● EXCERPTED PASSAGE:
*** Block opens ***

Legalise it …Caricom Commission recommends decriminalisation of Marijuana
CARICOM Secretary General Irwin LaRocque addressing journalists at the Jamaica Pegasus on the Report of the Regional Commission on Marijuana
CARICOM Secretary General Irwin LaRocque addressing journalists at the Jamaica Pegasus on the Report of the Regional Commission on Marijuana

…CARICOM Heads of Government to consider report

By Svetlana Marshall in Jamaica
A REGIONAL Commission on Marijuana has made recommendation for the decriminalization of marijuana across CARICOM Member States but in controlled and regulated amounts as in the case of alcohol.

The call to legalise marijuana in the region forms part of a menu of recommendations that will be placed under the microscope when the Thirty-Ninth Regular Meeting of the Conference of Heads of Government of the Caribbean Community (CARICOM) is held later this week at the Montego Bay Convention Centre in Jamaica.

*** Block closes ***

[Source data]

*** Block opens ***

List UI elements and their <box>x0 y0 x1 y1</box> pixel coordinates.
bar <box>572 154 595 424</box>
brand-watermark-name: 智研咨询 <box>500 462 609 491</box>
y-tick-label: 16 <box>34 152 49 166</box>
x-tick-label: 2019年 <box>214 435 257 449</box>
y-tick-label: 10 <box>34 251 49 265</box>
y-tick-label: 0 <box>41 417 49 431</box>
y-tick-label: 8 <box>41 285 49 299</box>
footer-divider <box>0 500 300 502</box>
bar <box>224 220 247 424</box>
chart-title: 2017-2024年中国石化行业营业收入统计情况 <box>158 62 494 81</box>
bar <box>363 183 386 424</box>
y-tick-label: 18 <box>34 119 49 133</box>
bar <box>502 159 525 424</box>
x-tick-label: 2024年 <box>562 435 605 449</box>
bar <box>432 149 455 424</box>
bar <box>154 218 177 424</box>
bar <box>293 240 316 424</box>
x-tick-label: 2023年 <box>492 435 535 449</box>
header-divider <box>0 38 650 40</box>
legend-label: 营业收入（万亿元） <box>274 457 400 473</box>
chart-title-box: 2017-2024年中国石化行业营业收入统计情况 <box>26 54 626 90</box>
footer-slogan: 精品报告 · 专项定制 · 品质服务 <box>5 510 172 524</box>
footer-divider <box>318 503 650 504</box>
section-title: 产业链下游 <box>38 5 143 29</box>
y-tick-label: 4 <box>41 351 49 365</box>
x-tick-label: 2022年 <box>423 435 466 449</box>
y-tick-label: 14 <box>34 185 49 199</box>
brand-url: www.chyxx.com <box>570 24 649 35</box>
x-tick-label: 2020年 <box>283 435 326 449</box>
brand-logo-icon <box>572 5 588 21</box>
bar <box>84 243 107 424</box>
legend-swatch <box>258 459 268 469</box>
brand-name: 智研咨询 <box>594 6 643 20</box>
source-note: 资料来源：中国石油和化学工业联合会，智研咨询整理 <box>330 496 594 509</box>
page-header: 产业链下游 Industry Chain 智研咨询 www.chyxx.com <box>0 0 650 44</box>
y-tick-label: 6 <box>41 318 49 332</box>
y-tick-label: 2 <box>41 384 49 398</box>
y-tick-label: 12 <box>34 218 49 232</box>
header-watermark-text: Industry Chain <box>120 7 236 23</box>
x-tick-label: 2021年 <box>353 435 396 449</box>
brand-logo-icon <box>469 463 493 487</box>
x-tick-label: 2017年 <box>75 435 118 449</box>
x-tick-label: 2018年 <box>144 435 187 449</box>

*** Block closes ***

● ACTIVITY: Continue the news article on the CARICOM marijuana commission's report from where it stops.

● EXERCISE RESULT:
At a press conference on Monday at the Jamaica Pegasus, CARICOM Secretary General, Ambassador Irwin LaRocque told journalists that the Report of the Marijuana Commission will be presented to the Regional Leaders by the Chair, Professor Rosemarie Belle-Antoine of the St Augustine campus of the University of the West Indies. The Regional Commission on Marijuana was established by the decision of the Twenty-fifth Inter-Sessional Meeting of CARICOM Heads of Government in March 2014 with a mandate to investigate the use of marijuana.

Ambassador LaRocque said the 10-member commission, which is made up of experts in the fields of medicine, medical and social research, law, education, psychiatry and criminology, analysed the social, economic, health and legal issues surrounding marijuana use, and has made some far reaching recommendations with regards to the decriminalisation of the cannabis. The recommendations are also based on extensive consultations in Antigua and Barbuda, Barbados, Belize, the Bahamas, Guyana, Montserrat, St. Kitts and Nevis, St. Vincent and the Grenadines and Suriname.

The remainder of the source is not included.